Pick out every line in the material that contains the string "Person", and copy each one unchanged.

§ DATA SUPPLIED
◆ ◆ ◆

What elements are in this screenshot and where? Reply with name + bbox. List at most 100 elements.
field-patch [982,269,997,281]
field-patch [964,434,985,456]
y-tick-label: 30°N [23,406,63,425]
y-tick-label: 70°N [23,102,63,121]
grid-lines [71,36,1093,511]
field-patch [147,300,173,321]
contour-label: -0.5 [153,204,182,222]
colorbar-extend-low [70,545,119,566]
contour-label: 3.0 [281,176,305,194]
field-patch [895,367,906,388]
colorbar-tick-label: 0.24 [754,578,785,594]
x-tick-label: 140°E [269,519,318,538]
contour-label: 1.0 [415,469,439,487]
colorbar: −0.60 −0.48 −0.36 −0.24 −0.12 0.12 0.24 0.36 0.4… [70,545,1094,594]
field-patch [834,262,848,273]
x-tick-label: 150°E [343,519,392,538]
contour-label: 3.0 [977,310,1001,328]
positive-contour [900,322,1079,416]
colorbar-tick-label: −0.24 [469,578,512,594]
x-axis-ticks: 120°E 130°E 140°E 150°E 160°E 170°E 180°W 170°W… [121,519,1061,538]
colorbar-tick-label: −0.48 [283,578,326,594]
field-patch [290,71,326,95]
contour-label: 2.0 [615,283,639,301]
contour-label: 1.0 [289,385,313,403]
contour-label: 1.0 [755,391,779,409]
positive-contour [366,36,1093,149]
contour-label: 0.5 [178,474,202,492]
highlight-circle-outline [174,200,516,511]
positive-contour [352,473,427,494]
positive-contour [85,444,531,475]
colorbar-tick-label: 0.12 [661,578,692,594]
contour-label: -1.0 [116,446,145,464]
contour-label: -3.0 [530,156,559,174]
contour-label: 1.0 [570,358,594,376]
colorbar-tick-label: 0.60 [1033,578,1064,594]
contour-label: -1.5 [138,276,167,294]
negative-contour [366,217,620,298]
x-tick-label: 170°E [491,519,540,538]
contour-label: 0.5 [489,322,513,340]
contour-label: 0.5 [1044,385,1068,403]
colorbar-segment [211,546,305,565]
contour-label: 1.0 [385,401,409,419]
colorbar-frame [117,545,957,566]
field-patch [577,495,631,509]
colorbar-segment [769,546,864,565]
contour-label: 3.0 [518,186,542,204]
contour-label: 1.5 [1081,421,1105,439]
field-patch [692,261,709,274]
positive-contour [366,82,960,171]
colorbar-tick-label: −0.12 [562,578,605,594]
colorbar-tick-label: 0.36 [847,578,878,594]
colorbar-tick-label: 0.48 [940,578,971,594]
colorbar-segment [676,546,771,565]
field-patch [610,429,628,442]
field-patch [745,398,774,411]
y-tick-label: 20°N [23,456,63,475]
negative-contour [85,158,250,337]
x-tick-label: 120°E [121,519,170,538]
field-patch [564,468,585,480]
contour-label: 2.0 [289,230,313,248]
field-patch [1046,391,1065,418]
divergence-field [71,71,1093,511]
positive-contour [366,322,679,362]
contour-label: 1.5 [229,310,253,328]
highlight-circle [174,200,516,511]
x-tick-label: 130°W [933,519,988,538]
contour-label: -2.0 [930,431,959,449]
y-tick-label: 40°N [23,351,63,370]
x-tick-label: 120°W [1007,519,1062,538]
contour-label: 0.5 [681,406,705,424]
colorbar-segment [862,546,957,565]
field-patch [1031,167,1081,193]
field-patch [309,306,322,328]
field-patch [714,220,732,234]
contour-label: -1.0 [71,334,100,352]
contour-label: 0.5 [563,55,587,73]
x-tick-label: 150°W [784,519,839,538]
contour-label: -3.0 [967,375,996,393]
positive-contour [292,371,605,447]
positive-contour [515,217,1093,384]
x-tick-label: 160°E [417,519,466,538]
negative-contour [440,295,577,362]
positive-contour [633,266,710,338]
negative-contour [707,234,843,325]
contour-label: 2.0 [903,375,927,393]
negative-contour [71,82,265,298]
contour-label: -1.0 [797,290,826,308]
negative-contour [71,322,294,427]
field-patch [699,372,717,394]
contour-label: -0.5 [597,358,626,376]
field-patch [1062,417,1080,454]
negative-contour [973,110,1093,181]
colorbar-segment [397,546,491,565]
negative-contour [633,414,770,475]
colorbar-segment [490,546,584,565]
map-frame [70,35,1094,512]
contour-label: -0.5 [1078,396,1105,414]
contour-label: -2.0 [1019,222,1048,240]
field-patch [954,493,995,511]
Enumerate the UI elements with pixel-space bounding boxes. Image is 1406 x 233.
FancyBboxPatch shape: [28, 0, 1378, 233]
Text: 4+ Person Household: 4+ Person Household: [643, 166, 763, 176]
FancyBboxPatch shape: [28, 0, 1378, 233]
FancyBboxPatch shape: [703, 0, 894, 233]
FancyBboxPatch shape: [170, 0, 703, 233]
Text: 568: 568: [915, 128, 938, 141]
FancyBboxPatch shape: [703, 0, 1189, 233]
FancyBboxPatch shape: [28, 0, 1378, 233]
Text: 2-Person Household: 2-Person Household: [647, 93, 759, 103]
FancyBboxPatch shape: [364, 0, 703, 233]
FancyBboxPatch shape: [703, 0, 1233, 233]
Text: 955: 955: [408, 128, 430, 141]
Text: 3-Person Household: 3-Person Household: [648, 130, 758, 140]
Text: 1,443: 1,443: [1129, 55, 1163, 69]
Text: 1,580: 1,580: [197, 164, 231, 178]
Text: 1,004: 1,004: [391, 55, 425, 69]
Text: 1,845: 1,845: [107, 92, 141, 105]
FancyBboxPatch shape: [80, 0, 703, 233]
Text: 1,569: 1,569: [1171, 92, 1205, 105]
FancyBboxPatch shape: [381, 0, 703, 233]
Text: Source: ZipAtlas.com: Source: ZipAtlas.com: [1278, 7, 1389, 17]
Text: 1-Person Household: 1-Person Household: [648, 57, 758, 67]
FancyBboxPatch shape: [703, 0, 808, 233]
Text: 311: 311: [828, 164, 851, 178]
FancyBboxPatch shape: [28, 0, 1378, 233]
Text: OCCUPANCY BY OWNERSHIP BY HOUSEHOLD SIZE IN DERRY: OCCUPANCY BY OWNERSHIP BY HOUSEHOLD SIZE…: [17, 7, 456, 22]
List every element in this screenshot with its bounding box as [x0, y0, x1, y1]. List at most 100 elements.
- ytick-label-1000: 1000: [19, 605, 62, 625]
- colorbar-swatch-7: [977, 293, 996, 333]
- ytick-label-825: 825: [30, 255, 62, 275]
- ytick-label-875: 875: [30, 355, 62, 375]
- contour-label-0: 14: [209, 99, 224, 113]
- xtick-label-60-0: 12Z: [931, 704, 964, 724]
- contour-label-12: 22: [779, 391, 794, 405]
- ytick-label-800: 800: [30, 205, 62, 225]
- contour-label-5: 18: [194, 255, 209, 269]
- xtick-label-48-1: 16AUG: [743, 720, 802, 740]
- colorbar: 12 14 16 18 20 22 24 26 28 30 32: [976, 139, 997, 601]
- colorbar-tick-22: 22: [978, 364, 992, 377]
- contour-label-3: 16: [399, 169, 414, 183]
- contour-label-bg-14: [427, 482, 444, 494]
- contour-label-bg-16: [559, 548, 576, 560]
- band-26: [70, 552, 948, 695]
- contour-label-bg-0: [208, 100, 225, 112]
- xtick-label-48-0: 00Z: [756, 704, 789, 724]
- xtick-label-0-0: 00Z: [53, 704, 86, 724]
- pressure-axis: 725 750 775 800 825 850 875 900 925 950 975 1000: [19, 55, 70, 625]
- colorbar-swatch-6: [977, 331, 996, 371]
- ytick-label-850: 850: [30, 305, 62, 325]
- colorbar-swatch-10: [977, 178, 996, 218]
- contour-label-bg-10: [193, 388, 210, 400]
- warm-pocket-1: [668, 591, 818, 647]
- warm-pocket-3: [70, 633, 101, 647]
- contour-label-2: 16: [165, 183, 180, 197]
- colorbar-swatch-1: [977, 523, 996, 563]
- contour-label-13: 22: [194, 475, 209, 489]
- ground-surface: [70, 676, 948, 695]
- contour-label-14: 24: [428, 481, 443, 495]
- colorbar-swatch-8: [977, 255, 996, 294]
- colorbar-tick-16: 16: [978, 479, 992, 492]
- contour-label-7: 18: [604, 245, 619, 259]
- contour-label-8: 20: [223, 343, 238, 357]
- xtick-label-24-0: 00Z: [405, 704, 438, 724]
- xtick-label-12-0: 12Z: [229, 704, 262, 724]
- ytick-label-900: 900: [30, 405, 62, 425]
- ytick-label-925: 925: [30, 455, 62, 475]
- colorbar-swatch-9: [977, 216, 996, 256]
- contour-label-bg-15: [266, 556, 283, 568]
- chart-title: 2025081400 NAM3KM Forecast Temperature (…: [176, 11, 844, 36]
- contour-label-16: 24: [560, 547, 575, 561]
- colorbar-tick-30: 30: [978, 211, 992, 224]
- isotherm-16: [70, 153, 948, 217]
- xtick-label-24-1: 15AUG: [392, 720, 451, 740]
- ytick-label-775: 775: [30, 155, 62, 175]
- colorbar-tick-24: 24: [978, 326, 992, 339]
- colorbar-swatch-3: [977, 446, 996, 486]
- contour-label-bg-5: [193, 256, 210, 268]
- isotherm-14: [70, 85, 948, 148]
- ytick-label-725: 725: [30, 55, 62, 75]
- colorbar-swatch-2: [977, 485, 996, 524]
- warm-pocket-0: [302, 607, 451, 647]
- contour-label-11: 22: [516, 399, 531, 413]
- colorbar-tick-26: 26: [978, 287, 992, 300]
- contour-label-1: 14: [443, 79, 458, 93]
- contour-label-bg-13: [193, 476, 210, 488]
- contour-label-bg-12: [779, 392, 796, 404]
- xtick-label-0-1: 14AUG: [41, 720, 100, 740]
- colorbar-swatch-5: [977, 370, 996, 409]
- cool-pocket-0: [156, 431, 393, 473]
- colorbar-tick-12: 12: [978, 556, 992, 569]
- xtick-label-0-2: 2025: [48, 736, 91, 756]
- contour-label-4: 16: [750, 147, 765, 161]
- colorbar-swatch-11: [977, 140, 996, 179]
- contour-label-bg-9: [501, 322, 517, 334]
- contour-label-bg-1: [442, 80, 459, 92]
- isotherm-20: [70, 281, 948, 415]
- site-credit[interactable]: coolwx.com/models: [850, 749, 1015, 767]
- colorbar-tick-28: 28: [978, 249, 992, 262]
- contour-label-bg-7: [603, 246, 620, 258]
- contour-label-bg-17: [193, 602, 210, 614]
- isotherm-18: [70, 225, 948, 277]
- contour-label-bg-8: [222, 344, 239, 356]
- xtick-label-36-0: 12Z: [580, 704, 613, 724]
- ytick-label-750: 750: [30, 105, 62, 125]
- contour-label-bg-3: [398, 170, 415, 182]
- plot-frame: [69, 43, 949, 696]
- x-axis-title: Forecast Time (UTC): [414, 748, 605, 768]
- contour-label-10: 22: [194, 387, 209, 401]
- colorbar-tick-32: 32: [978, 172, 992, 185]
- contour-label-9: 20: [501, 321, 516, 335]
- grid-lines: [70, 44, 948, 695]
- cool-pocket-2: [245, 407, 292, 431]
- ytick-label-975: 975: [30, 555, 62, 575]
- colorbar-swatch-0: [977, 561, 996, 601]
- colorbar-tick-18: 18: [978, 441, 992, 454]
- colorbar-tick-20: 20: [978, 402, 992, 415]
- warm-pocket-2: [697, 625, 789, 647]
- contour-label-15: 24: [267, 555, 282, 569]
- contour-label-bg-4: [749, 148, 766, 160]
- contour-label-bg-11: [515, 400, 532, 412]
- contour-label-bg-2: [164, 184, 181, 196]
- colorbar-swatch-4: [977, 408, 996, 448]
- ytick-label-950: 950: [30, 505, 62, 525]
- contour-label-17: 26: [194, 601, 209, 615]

◆ ◆ ◆

§ THE OUTPUT
Text: 4+ Person Household: 4+ Person Household: [643, 166, 763, 176]
Text: 2-Person Household: 2-Person Household: [647, 93, 759, 103]
Text: 3-Person Household: 3-Person Household: [648, 130, 758, 140]
Text: 1-Person Household: 1-Person Household: [648, 57, 758, 67]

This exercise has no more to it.